## EXERCISE:
Your task is to extract every entry that follows word for word while excluding the pictures.

[Items from a figure collection]
::::::::::

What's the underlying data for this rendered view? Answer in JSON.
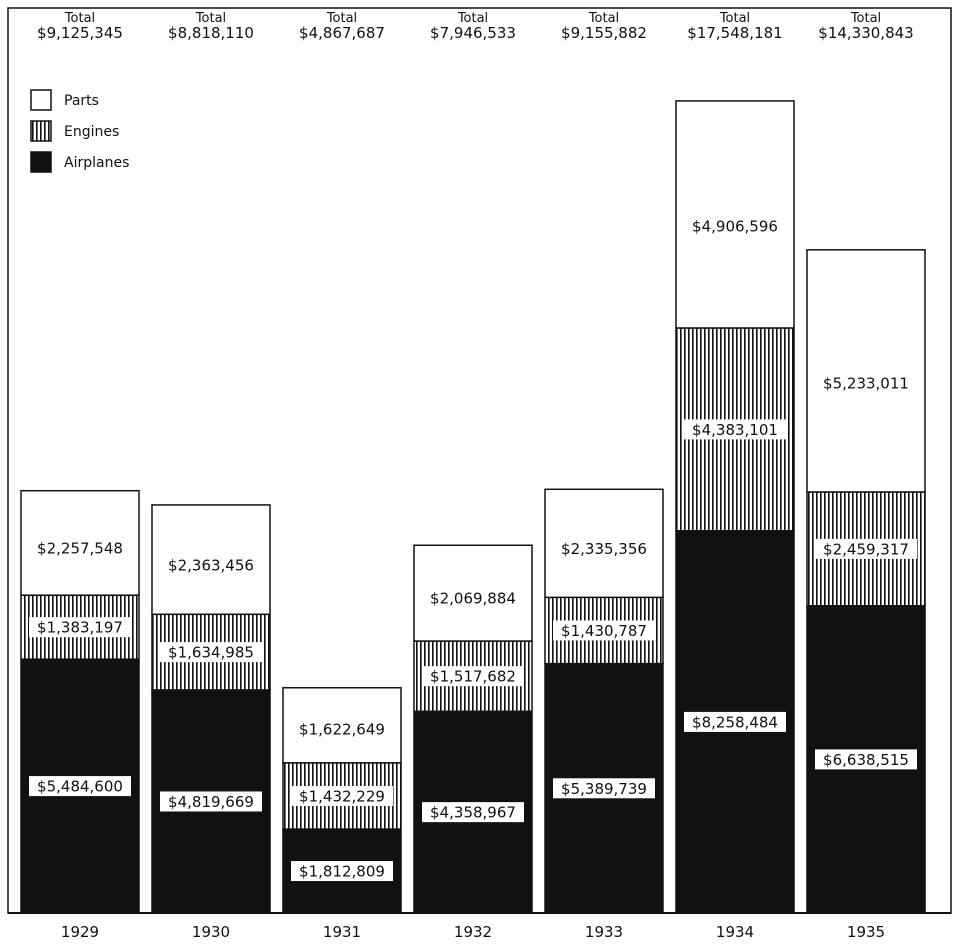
{
  "chart_data": {
    "type": "bar",
    "stacked": true,
    "categories": [
      "1929",
      "1930",
      "1931",
      "1932",
      "1933",
      "1934",
      "1935"
    ],
    "series": [
      {
        "name": "Airplanes",
        "pattern": "solid-black",
        "values": [
          5484600,
          4819669,
          1812809,
          4358967,
          5389739,
          8258484,
          6638515
        ],
        "labels": [
          "$5,484,600",
          "$4,819,669",
          "$1,812,809",
          "$4,358,967",
          "$5,389,739",
          "$8,258,484",
          "$6,638,515"
        ]
      },
      {
        "name": "Engines",
        "pattern": "vertical-hatch",
        "values": [
          1383197,
          1634985,
          1432229,
          1517682,
          1430787,
          4383101,
          2459317
        ],
        "labels": [
          "$1,383,197",
          "$1,634,985",
          "$1,432,229",
          "$1,517,682",
          "$1,430,787",
          "$4,383,101",
          "$2,459,317"
        ]
      },
      {
        "name": "Parts",
        "pattern": "white",
        "values": [
          2257548,
          2363456,
          1622649,
          2069884,
          2335356,
          4906596,
          5233011
        ],
        "labels": [
          "$2,257,548",
          "$2,363,456",
          "$1,622,649",
          "$2,069,884",
          "$2,335,356",
          "$4,906,596",
          "$5,233,011"
        ]
      }
    ],
    "totals": {
      "label": "Total",
      "values": [
        9125345,
        8818110,
        4867687,
        7946533,
        9155882,
        17548181,
        14330843
      ],
      "labels": [
        "$9,125,345",
        "$8,818,110",
        "$4,867,687",
        "$7,946,533",
        "$9,155,882",
        "$17,548,181",
        "$14,330,843"
      ]
    },
    "legend": {
      "placement": "top-left",
      "entries": [
        {
          "name": "Parts",
          "pattern": "white"
        },
        {
          "name": "Engines",
          "pattern": "vertical-hatch"
        },
        {
          "name": "Airplanes",
          "pattern": "solid-black"
        }
      ]
    },
    "ylim": [
      0,
      18000000
    ],
    "grid": false,
    "title": "",
    "xlabel": "",
    "ylabel": "",
    "colors": {
      "ink": "#111111",
      "paper": "#ffffff"
    }
  }
}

::::::::::

## CORRECT RESPONSE:
What's the underlying data for this rendered view? Answer in JSON.
{
  "chart_data": {
    "type": "bar",
    "stacked": true,
    "categories": [
      "1929",
      "1930",
      "1931",
      "1932",
      "1933",
      "1934",
      "1935"
    ],
    "series": [
      {
        "name": "Airplanes",
        "pattern": "solid-black",
        "values": [
          5484600,
          4819669,
          1812809,
          4358967,
          5389739,
          8258484,
          6638515
        ],
        "labels": [
          "$5,484,600",
          "$4,819,669",
          "$1,812,809",
          "$4,358,967",
          "$5,389,739",
          "$8,258,484",
          "$6,638,515"
        ]
      },
      {
        "name": "Engines",
        "pattern": "vertical-hatch",
        "values": [
          1383197,
          1634985,
          1432229,
          1517682,
          1430787,
          4383101,
          2459317
        ],
        "labels": [
          "$1,383,197",
          "$1,634,985",
          "$1,432,229",
          "$1,517,682",
          "$1,430,787",
          "$4,383,101",
          "$2,459,317"
        ]
      },
      {
        "name": "Parts",
        "pattern": "white",
        "values": [
          2257548,
          2363456,
          1622649,
          2069884,
          2335356,
          4906596,
          5233011
        ],
        "labels": [
          "$2,257,548",
          "$2,363,456",
          "$1,622,649",
          "$2,069,884",
          "$2,335,356",
          "$4,906,596",
          "$5,233,011"
        ]
      }
    ],
    "totals": {
      "label": "Total",
      "values": [
        9125345,
        8818110,
        4867687,
        7946533,
        9155882,
        17548181,
        14330843
      ],
      "labels": [
        "$9,125,345",
        "$8,818,110",
        "$4,867,687",
        "$7,946,533",
        "$9,155,882",
        "$17,548,181",
        "$14,330,843"
      ]
    },
    "legend": {
      "placement": "top-left",
      "entries": [
        {
          "name": "Parts",
          "pattern": "white"
        },
        {
          "name": "Engines",
          "pattern": "vertical-hatch"
        },
        {
          "name": "Airplanes",
          "pattern": "solid-black"
        }
      ]
    },
    "ylim": [
      0,
      18000000
    ],
    "grid": false,
    "title": "",
    "xlabel": "",
    "ylabel": "",
    "colors": {
      "ink": "#111111",
      "paper": "#ffffff"
    }
  }
}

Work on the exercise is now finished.